Set problem: Filter these entries, keeping only lines that hold the word "speculi".

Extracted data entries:
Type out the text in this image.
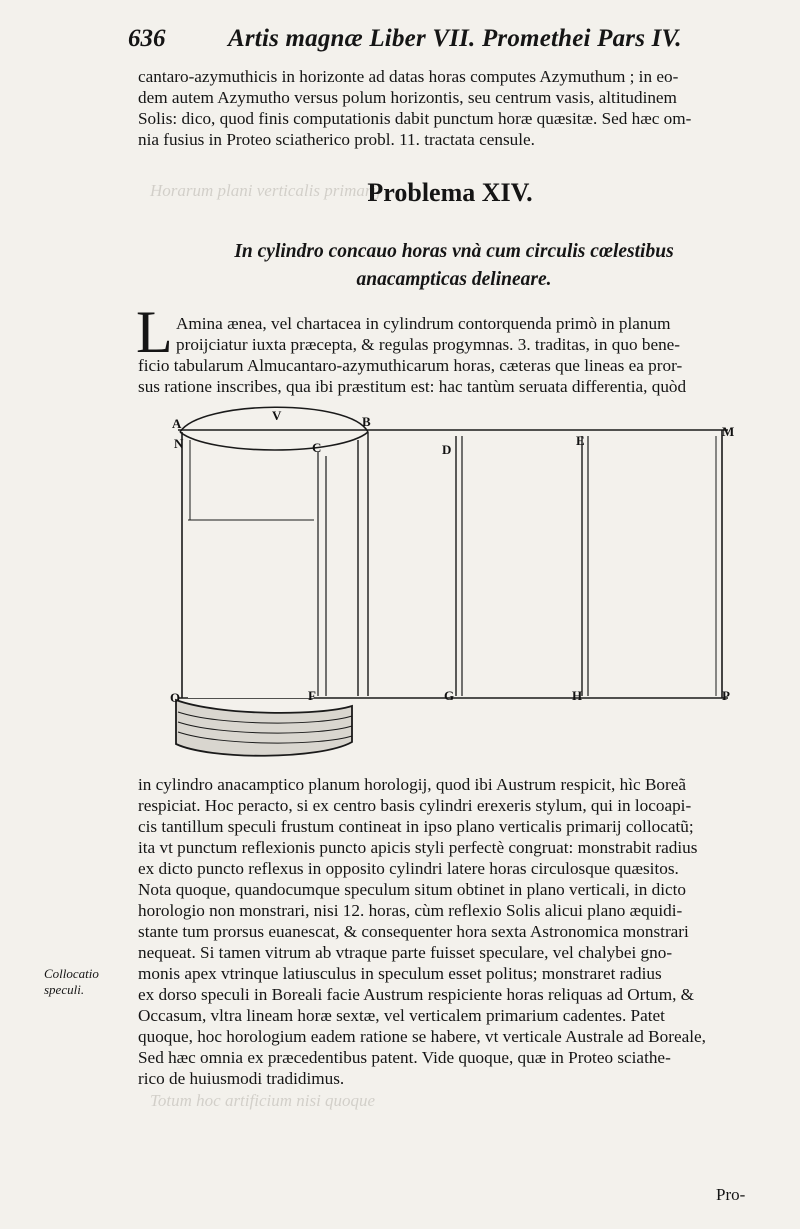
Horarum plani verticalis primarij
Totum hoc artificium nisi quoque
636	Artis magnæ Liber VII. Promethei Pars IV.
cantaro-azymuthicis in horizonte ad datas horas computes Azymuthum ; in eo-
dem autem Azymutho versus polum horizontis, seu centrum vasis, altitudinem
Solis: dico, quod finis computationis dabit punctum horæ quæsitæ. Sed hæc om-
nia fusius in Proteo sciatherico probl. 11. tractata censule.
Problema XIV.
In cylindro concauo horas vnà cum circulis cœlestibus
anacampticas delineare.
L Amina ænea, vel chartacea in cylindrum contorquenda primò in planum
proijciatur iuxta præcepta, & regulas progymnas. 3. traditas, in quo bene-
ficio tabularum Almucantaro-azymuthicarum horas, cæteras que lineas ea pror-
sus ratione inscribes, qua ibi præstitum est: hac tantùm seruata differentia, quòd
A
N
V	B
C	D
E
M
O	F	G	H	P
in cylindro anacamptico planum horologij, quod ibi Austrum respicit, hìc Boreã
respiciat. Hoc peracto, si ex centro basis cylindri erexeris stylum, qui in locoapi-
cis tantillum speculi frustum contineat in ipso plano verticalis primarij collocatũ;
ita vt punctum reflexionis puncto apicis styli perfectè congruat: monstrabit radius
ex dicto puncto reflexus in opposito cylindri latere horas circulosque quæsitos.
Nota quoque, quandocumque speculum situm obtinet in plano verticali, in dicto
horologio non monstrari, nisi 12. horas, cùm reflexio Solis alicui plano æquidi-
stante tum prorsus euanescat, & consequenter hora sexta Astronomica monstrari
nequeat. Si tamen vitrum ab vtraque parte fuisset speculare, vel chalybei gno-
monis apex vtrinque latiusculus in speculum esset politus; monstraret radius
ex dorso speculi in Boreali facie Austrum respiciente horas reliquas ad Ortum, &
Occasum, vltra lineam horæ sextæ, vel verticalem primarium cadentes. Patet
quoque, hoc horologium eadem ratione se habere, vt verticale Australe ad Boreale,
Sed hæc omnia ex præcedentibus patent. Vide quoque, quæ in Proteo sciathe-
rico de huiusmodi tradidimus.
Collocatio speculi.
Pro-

---

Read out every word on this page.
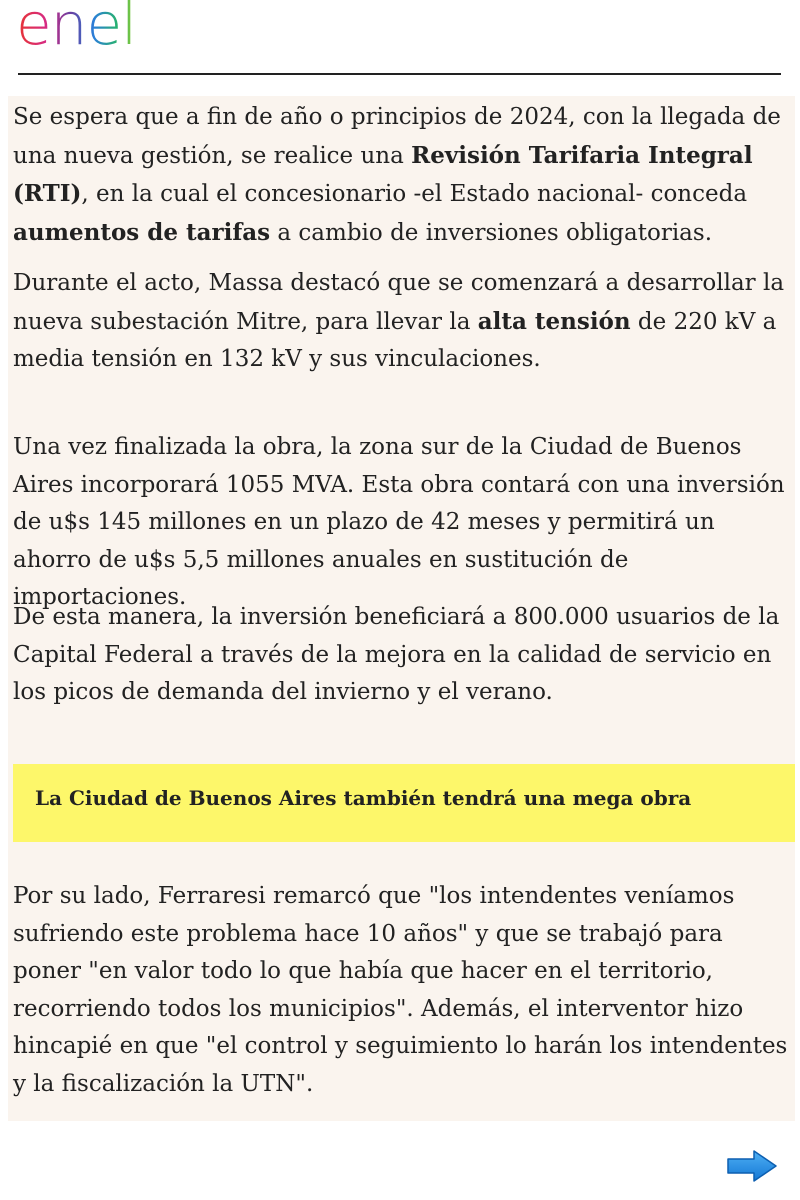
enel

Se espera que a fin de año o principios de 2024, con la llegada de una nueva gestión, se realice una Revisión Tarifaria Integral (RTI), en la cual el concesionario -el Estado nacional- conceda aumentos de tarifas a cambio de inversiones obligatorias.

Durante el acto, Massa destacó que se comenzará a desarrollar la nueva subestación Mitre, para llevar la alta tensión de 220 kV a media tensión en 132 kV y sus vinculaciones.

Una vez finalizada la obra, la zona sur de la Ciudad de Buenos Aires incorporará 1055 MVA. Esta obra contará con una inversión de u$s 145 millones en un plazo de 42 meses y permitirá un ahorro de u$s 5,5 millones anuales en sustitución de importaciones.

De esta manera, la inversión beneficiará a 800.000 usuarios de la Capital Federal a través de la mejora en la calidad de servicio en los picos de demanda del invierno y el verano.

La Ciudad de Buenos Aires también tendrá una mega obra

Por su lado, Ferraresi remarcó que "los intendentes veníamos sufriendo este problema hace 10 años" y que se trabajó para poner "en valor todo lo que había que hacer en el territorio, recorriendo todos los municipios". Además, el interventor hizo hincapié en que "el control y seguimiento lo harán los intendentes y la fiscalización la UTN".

Answer to the task:
cis tantillum speculi frustum contineat in ipso plano verticalis primarij collocatũ;
ex dorso speculi in Boreali facie Austrum respiciente horas reliquas ad Ortum, &
Collocatio speculi.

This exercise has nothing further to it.